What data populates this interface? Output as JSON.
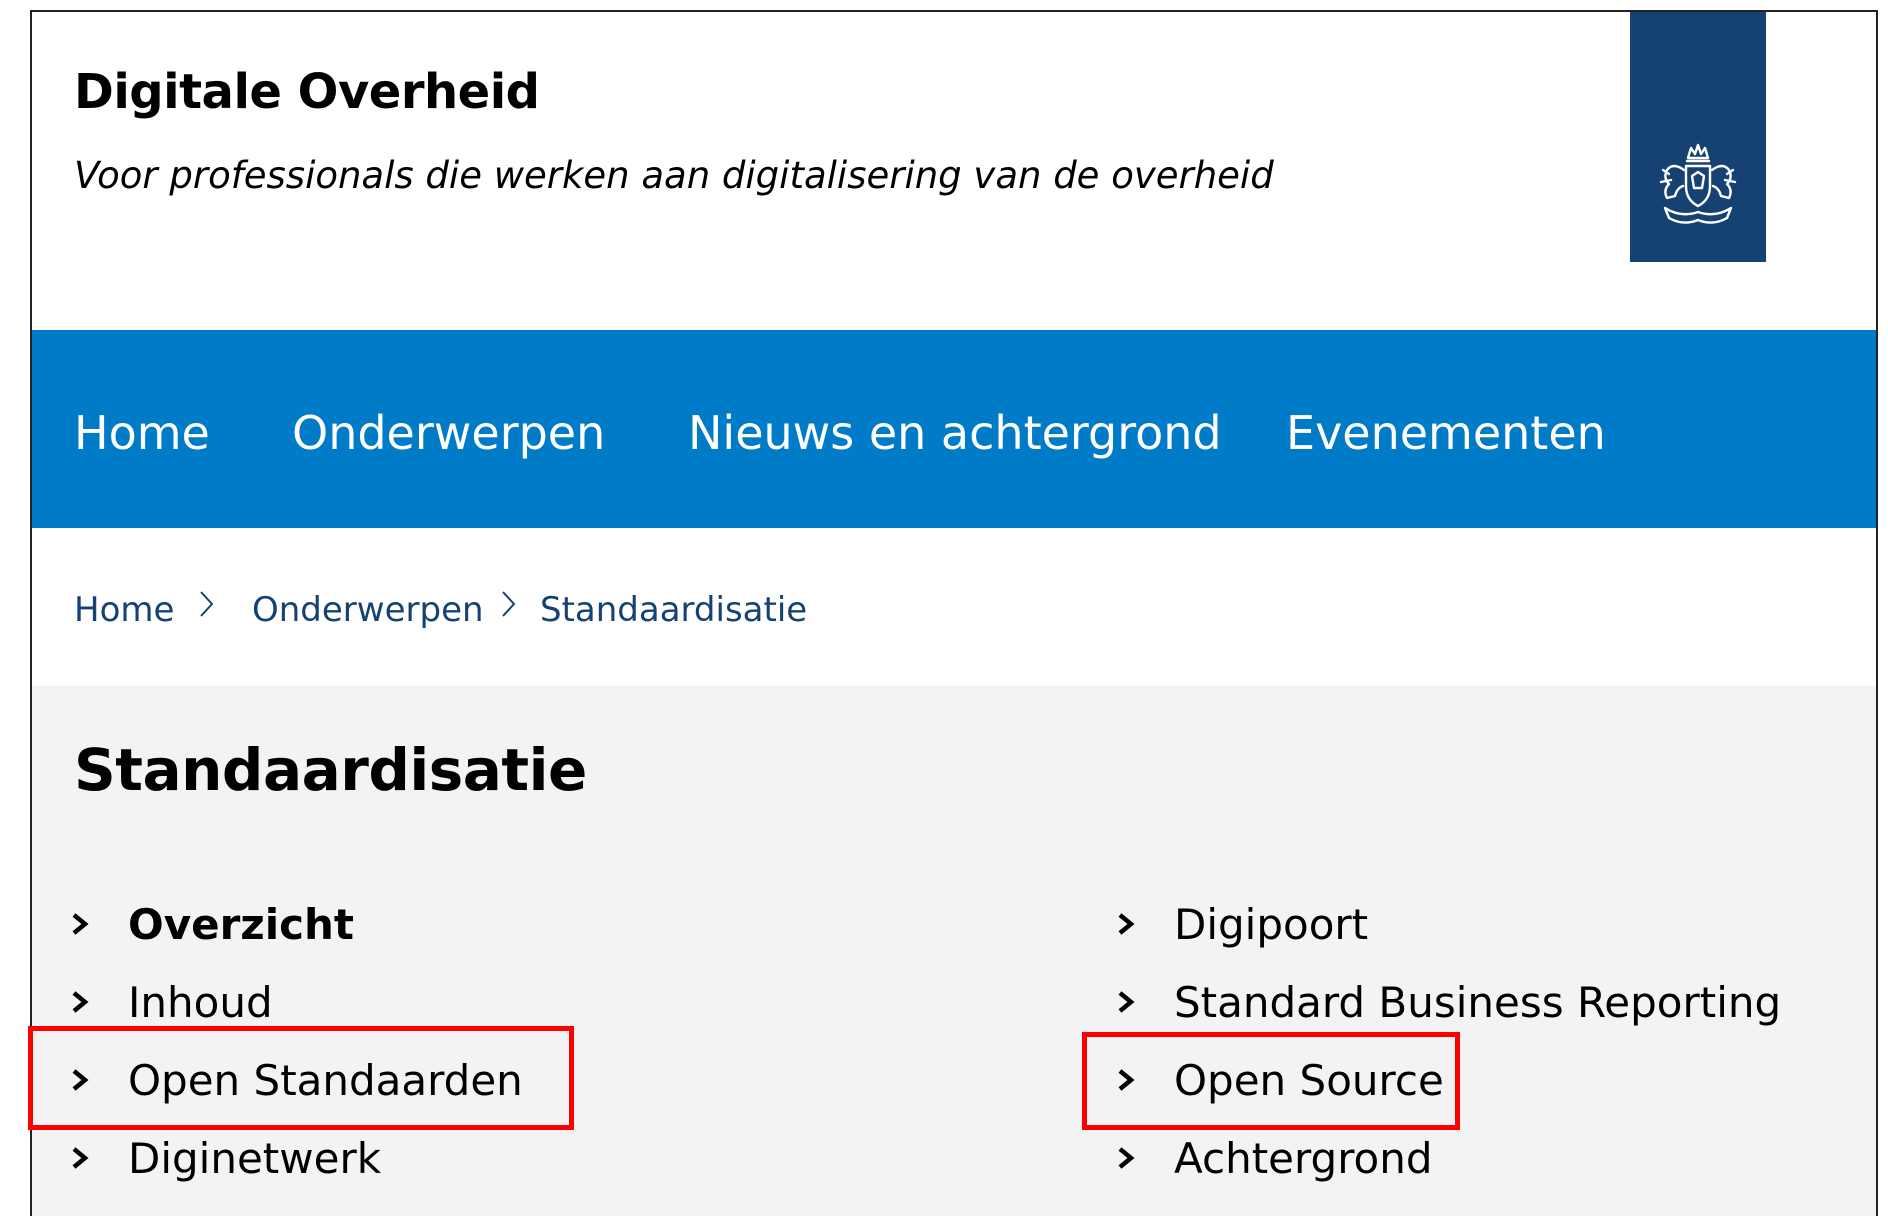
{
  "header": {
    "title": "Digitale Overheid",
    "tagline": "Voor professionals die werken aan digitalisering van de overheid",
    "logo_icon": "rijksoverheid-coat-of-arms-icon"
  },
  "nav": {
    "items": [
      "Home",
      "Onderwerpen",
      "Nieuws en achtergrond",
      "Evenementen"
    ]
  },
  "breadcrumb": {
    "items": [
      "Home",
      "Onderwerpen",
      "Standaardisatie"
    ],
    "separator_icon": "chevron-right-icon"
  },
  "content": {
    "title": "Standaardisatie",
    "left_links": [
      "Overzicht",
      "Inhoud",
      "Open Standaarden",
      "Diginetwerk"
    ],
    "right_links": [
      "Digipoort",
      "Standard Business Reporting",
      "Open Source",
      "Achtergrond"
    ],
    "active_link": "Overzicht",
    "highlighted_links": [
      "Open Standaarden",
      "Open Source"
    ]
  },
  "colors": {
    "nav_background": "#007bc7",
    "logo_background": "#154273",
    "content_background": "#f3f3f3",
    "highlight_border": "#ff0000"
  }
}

**What the task asks:** Leave out the pictures and repeat everything else in the records exactly.

**Answer to the exercise:**
What data populates this interface? Output as JSON.
{
  "header": {
    "title": "Digitale Overheid",
    "tagline": "Voor professionals die werken aan digitalisering van de overheid",
    "logo_icon": "rijksoverheid-coat-of-arms-icon"
  },
  "nav": {
    "items": [
      "Home",
      "Onderwerpen",
      "Nieuws en achtergrond",
      "Evenementen"
    ]
  },
  "breadcrumb": {
    "items": [
      "Home",
      "Onderwerpen",
      "Standaardisatie"
    ],
    "separator_icon": "chevron-right-icon"
  },
  "content": {
    "title": "Standaardisatie",
    "left_links": [
      "Overzicht",
      "Inhoud",
      "Open Standaarden",
      "Diginetwerk"
    ],
    "right_links": [
      "Digipoort",
      "Standard Business Reporting",
      "Open Source",
      "Achtergrond"
    ],
    "active_link": "Overzicht",
    "highlighted_links": [
      "Open Standaarden",
      "Open Source"
    ]
  },
  "colors": {
    "nav_background": "#007bc7",
    "logo_background": "#154273",
    "content_background": "#f3f3f3",
    "highlight_border": "#ff0000"
  }
}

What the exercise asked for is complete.